▶ **Problem details**
Extract every line below that contains the word "永清浴室".

▶ **Input**

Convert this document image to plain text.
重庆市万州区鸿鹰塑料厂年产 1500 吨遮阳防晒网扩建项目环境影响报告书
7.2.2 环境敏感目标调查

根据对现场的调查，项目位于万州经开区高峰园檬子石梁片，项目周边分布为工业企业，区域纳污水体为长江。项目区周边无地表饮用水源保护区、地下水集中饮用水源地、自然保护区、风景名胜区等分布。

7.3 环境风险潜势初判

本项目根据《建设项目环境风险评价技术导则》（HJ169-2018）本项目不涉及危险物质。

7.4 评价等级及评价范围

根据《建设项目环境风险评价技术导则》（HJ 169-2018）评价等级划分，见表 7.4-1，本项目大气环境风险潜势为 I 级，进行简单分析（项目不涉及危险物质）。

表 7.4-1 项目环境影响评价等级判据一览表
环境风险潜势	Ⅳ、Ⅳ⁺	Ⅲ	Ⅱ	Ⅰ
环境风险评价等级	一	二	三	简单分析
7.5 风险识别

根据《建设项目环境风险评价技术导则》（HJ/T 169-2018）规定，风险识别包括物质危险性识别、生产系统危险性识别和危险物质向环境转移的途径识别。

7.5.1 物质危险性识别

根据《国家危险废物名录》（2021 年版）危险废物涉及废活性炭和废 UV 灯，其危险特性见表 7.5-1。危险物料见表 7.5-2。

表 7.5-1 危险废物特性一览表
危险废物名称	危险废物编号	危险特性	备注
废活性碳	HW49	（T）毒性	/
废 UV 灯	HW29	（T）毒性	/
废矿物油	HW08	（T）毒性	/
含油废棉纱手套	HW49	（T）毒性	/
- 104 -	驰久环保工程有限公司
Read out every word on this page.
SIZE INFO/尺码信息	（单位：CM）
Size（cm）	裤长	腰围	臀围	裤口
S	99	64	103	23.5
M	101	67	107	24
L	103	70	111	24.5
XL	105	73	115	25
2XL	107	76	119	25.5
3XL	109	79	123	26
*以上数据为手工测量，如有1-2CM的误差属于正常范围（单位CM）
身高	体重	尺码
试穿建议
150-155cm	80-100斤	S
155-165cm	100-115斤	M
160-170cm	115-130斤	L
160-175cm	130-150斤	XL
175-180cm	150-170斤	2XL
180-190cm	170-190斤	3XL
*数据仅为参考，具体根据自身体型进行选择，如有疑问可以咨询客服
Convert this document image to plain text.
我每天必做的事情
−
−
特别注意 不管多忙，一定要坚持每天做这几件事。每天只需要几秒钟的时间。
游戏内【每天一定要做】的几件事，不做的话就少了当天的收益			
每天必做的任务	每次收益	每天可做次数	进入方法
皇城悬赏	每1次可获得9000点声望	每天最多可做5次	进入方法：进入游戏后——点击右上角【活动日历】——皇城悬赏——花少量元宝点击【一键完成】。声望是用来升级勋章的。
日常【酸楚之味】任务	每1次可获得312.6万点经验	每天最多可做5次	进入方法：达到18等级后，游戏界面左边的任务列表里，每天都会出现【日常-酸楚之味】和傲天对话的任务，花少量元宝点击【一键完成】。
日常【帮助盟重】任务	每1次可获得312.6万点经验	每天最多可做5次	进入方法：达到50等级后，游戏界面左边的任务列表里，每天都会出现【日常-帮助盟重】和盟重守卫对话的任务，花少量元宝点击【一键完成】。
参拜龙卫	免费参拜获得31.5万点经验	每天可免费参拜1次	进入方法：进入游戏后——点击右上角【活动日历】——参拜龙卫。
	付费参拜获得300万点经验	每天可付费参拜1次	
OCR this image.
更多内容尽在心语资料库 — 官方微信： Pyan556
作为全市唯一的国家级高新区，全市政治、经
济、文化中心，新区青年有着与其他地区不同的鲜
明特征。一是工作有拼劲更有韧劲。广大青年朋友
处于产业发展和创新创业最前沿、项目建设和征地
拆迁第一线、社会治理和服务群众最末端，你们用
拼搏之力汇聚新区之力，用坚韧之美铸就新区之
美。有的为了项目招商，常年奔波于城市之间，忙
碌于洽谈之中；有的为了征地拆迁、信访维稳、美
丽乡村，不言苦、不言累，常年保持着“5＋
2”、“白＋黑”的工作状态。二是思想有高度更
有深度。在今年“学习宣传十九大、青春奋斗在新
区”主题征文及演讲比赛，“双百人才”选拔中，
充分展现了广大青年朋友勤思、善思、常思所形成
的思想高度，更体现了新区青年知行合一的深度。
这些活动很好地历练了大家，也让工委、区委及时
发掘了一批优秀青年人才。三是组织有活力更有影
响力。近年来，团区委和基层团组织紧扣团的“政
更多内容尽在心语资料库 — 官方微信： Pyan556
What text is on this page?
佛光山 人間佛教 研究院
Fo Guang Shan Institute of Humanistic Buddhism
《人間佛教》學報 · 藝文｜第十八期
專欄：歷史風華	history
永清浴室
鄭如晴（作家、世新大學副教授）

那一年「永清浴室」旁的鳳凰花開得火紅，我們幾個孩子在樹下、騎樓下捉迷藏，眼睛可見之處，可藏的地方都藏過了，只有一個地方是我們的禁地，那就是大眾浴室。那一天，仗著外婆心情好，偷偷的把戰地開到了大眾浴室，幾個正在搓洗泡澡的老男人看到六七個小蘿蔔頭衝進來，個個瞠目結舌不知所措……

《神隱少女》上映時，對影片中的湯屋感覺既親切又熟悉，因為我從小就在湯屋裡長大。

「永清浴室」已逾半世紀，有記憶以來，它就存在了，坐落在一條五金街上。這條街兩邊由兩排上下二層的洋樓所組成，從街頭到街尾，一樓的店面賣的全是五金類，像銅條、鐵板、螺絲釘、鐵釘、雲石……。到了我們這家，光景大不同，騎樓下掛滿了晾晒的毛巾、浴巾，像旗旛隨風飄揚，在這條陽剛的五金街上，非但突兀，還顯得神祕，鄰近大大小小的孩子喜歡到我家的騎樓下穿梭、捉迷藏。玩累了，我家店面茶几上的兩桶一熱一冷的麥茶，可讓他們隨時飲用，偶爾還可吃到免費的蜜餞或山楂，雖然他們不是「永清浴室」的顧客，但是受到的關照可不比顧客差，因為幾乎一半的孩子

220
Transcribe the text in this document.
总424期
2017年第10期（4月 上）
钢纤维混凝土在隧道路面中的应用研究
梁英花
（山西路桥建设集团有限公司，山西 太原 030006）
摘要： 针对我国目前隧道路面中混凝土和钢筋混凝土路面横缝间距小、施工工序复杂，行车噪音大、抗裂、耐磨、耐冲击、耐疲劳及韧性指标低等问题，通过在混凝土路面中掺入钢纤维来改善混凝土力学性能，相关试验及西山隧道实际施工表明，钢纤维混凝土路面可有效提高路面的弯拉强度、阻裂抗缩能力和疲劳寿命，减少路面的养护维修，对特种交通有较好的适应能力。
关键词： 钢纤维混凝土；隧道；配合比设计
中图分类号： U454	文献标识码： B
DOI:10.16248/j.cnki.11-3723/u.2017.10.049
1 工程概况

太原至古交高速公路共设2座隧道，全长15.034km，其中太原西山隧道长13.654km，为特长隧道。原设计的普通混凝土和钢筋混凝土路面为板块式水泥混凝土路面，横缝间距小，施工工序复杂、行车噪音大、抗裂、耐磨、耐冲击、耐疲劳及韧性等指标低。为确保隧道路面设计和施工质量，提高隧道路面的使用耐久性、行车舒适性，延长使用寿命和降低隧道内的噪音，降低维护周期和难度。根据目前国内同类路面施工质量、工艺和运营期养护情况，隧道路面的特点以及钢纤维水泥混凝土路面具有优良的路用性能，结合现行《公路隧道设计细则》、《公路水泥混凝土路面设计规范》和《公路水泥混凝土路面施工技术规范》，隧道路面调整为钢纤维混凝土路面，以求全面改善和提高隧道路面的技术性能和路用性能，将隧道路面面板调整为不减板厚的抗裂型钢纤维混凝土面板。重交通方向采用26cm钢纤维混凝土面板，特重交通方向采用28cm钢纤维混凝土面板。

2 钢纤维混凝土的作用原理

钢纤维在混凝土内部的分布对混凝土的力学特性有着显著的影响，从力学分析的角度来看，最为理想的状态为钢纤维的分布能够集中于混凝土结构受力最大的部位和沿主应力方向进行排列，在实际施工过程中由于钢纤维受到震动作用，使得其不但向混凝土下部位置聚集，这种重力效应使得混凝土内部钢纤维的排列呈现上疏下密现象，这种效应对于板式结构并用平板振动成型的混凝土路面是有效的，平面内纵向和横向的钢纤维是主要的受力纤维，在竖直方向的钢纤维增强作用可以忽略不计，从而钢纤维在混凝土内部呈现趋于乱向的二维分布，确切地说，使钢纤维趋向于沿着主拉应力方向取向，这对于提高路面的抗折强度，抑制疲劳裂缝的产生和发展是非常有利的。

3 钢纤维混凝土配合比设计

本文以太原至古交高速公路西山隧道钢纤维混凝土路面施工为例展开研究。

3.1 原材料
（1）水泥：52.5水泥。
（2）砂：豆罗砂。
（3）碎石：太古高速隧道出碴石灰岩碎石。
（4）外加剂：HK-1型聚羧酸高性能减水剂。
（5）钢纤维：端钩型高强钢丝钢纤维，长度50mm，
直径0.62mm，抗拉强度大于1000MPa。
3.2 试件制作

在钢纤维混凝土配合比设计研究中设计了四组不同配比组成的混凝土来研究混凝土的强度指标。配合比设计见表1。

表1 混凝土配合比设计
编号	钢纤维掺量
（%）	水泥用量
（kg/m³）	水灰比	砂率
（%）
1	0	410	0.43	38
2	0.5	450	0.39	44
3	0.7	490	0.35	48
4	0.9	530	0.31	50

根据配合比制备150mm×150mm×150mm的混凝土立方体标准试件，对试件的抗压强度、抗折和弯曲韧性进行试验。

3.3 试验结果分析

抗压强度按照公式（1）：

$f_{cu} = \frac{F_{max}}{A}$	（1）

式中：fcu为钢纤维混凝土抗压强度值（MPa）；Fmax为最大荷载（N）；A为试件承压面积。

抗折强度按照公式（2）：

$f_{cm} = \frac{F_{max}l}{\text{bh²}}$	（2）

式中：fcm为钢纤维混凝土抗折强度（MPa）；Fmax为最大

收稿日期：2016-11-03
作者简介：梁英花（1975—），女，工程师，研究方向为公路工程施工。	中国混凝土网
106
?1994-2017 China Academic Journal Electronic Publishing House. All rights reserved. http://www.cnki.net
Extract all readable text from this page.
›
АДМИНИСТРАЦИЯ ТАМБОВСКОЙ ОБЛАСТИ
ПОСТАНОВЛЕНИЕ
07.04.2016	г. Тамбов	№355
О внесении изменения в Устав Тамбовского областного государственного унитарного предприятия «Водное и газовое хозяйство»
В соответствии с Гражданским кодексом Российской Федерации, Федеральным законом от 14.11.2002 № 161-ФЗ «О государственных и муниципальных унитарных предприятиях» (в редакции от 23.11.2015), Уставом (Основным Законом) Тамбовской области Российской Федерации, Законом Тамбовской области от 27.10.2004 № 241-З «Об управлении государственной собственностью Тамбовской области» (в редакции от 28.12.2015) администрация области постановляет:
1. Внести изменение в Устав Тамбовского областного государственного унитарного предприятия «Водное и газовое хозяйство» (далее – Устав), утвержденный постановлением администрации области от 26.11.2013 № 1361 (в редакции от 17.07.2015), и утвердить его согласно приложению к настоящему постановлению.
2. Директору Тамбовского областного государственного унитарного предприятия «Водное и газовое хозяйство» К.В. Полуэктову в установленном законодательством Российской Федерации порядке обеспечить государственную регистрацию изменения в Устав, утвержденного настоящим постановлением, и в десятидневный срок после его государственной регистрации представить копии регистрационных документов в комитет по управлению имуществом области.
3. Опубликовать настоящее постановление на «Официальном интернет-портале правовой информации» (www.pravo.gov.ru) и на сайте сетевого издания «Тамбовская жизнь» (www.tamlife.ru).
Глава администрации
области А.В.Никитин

▶ **Complete response**
永清浴室
那一年「永清浴室」旁的鳳凰花開得火紅，我們幾個孩子在樹下、騎樓下捉迷藏，眼睛可見之處，可藏的地方都藏過了，只有一個地方是我們的禁地，那就是大眾浴室。那一天，仗著外婆心情好，偷偷的把戰地開到了大眾浴室，幾個正在搓洗泡澡的老男人看到六七個小蘿蔔頭衝進來，個個瞠目結舌不知所措……
「永清浴室」已逾半世紀，有記憶以來，它就存在了，坐落在一條五金街上。這條街兩邊由兩排上下二層的洋樓所組成，從街頭到街尾，一樓的店面賣的全是五金類，像銅條、鐵板、螺絲釘、鐵釘、雲石……。到了我們這家，光景大不同，騎樓下掛滿了晾晒的毛巾、浴巾，像旗旛隨風飄揚，在這條陽剛的五金街上，非但突兀，還顯得神祕，鄰近大大小小的孩子喜歡到我家的騎樓下穿梭、捉迷藏。玩累了，我家店面茶几上的兩桶一熱一冷的麥茶，可讓他們隨時飲用，偶爾還可吃到免費的蜜餞或山楂，雖然他們不是「永清浴室」的顧客，但是受到的關照可不比顧客差，因為幾乎一半的孩子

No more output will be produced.